◆ PAGE TEXT ◆
════
Aquatics and Commercial

Swimming Australia’s open and frank report into elite swimming culture is “hard reading”

January 25, 2022

Swimming Australia (SA) has apologised unreservedly to female swimmers negatively impacted by the culture of elite swimming, following findings from a review commissioned in June 2021.

The report was sparked by Olympic medallist Maddie Groves’ accusations of the misogynistic culture of elite swimming. Further serious accusations were made on the back of those initial claims by Groves and others.

The claims led to the establishment of an independent panel to investigate the treatment of women and girls in swimming. The panel spoke to 150 participants including former and current athletes, parents, coaches, technical officials, volunteers and administrators.

The report contains 46 recommendations aimed at improving the treatment of women and girls in the sport including calls to improve the gender balance in coaching and doing away with skinfold testing.

Female involvement in the sport sits at 60 per cent of the 6 million participant base.

Difficult reading

SA says the feedback was open and frank and there were experiences recounted that were difficult to read. Much of that information has not been released, with SA citing privacy issues.

“We want to reassure those who came forward that the sport is committed to change to ensure these negative experiences are not repeated and apologises unreservedly to those impacted,” SA says in its statement.

The inquiry looked at the current structures and systems within Australian swimming that influence and impact the experience of participants, particularly girls and women in swimming, including the behaviours, conduct and practices of persons in positions of authority.

It also looked at the impact on the experience of women and girls of having few or no female coaches in the swimming environment, and the psychological impact of physiological benchmarks such as weight, skin folds and body shape.

Also key was looking at the effectiveness of the current complaints process, including any perceived or real barriers to making complaints or the handling of any complaints.

In accordance with the terms of reference, the independent panel of Chris Ronalds, Katherine Bates and Professor Alexandra (Alex) Parker submitted their confidential written report to the chairs of Swimming Australia and the Australian Sports Commission on December 17, 2021. The panel recently presented findings to the full Swimming Australia board.
════
◆ REQUIRED ACTIONS ◆
1. Who made up the independent panel named in the swimming culture article?
2. Pick up the article on Swimming Australia's culture review after its last sentence and carry it on.
════
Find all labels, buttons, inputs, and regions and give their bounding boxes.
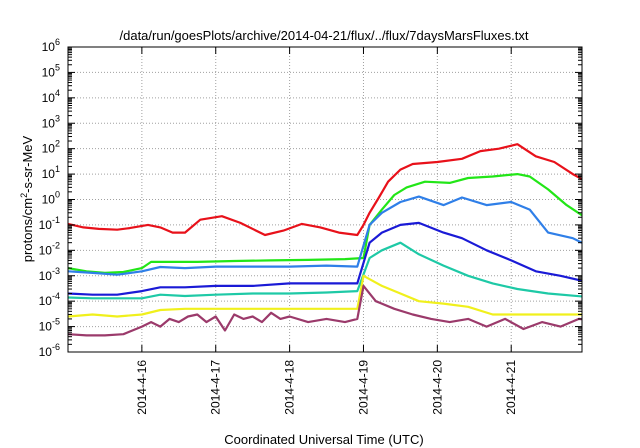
y-axis-label: protons/cm2-s-sr-MeV bbox=[19, 135, 35, 262]
y-tick-label-base: 10 bbox=[39, 243, 53, 257]
y-tick-label: 104 bbox=[42, 88, 60, 105]
x-tick-label: 2014-4-21 bbox=[504, 360, 518, 415]
y-tick-label-base: 10 bbox=[42, 116, 56, 130]
y-tick-label-base: 10 bbox=[42, 167, 56, 181]
y-tick-label-base: 10 bbox=[42, 142, 56, 156]
series-line-3 bbox=[68, 195, 582, 276]
chart-title: /data/run/goesPlots/archive/2014-04-21/f… bbox=[120, 28, 529, 43]
y-tick-label-base: 10 bbox=[42, 91, 56, 105]
y-tick-label-base: 10 bbox=[39, 218, 53, 232]
y-tick-label-exp: 2 bbox=[55, 139, 60, 149]
x-axis-label: Coordinated Universal Time (UTC) bbox=[224, 432, 423, 447]
x-tick-label: 2014-4-16 bbox=[135, 360, 149, 415]
y-tick-label-exp: 6 bbox=[55, 37, 60, 47]
y-tick-label-exp: 0 bbox=[55, 190, 60, 200]
y-tick-label-exp: 4 bbox=[55, 88, 60, 98]
y-tick-label-exp: 1 bbox=[55, 164, 60, 174]
series-line-4 bbox=[68, 221, 582, 296]
x-tick-label: 2014-4-17 bbox=[209, 360, 223, 415]
y-tick-label-base: 10 bbox=[42, 193, 56, 207]
y-axis-label-base: protons/cm bbox=[20, 198, 35, 262]
y-tick-label-exp: 5 bbox=[55, 62, 60, 72]
series-line-5 bbox=[68, 241, 582, 300]
y-tick-label: 10-4 bbox=[39, 291, 60, 308]
y-tick-label: 103 bbox=[42, 113, 60, 130]
y-tick-label: 101 bbox=[42, 164, 60, 181]
y-tick-label: 10-1 bbox=[39, 215, 60, 232]
y-tick-label: 10-5 bbox=[39, 317, 60, 334]
y-tick-label-exp: -5 bbox=[52, 317, 60, 327]
x-tick-label: 2014-4-20 bbox=[430, 360, 444, 415]
y-axis-label-rest: -s-sr-MeV bbox=[20, 135, 35, 192]
series-line-6 bbox=[68, 274, 582, 318]
y-tick-label: 100 bbox=[42, 190, 60, 207]
y-axis-label-sup: 2 bbox=[19, 193, 29, 198]
y-tick-label-exp: 3 bbox=[55, 113, 60, 123]
series-line-1 bbox=[68, 143, 582, 237]
x-tick-label: 2014-4-18 bbox=[283, 360, 297, 415]
y-tick-label-base: 10 bbox=[39, 294, 53, 308]
y-tick-label-exp: -1 bbox=[52, 215, 60, 225]
y-tick-label-base: 10 bbox=[39, 269, 53, 283]
y-tick-label-exp: -4 bbox=[52, 291, 60, 301]
series-group bbox=[68, 143, 582, 337]
y-tick-label-base: 10 bbox=[42, 65, 56, 79]
grid bbox=[68, 47, 582, 352]
y-tick-label: 106 bbox=[42, 37, 60, 54]
plot-frame bbox=[67, 46, 583, 353]
y-tick-label-exp: -6 bbox=[52, 342, 60, 352]
y-tick-label: 105 bbox=[42, 62, 60, 79]
y-tick-label-base: 10 bbox=[42, 40, 56, 54]
y-tick-label: 10-6 bbox=[39, 342, 60, 359]
y-tick-label: 102 bbox=[42, 139, 60, 156]
y-tick-label-exp: -2 bbox=[52, 240, 60, 250]
series-line-7 bbox=[68, 284, 582, 337]
y-tick-label-base: 10 bbox=[39, 320, 53, 334]
axis-ticks: 10-610-510-410-310-210-11001011021031041… bbox=[39, 37, 582, 415]
y-tick-label-base: 10 bbox=[39, 345, 53, 359]
y-tick-label: 10-2 bbox=[39, 240, 60, 257]
y-tick-label: 10-3 bbox=[39, 266, 60, 283]
y-tick-label-exp: -3 bbox=[52, 266, 60, 276]
x-tick-label: 2014-4-19 bbox=[356, 360, 370, 415]
series-line-2 bbox=[68, 173, 582, 274]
════
◆ TASK-BY-TASK ANSWERS ◆
1. Chris Ronalds, Katherine Bates, and Professor Alexandra (Alex) Parker

2.
Broadly, the review found that Swimming Australia must address the coaching gender imbalance, coaching culture, education and accreditation, governance structures, and the complaints process.

SA acknowledged that, particularly for young female athletes, some of their experiences have had longer term impacts, and they unreservedly apologised to those members of the swimming community who have had a negative experience.

They commit to addressing each and every of the 46 recommendation from the independent panel report.

SA says some progress has already been made, including Women in Performance Coaching programs, the agreement to adopt the Sport Integrity Australia National Integrity Framework with a full suite of policies and procedures, including the independent complaint handling process, and the Female Performing Physique program that takes into consideration positive psychology, risk of disordered eating, positive language and culture, low energy availability and relative energy deficiency in sport consequences, measurement and monitoring as part of the workshop-based education program for coaches.

“The Swimming Australia Board acknowledges the ultimate collective responsibility and commitment in addressing these recommendations rests with the board and the executive team in delivering and committing to meaningful and enduring change, being transparent and regaining and earning the trust of our athletes and our entire community,” says president Kieren Perkins.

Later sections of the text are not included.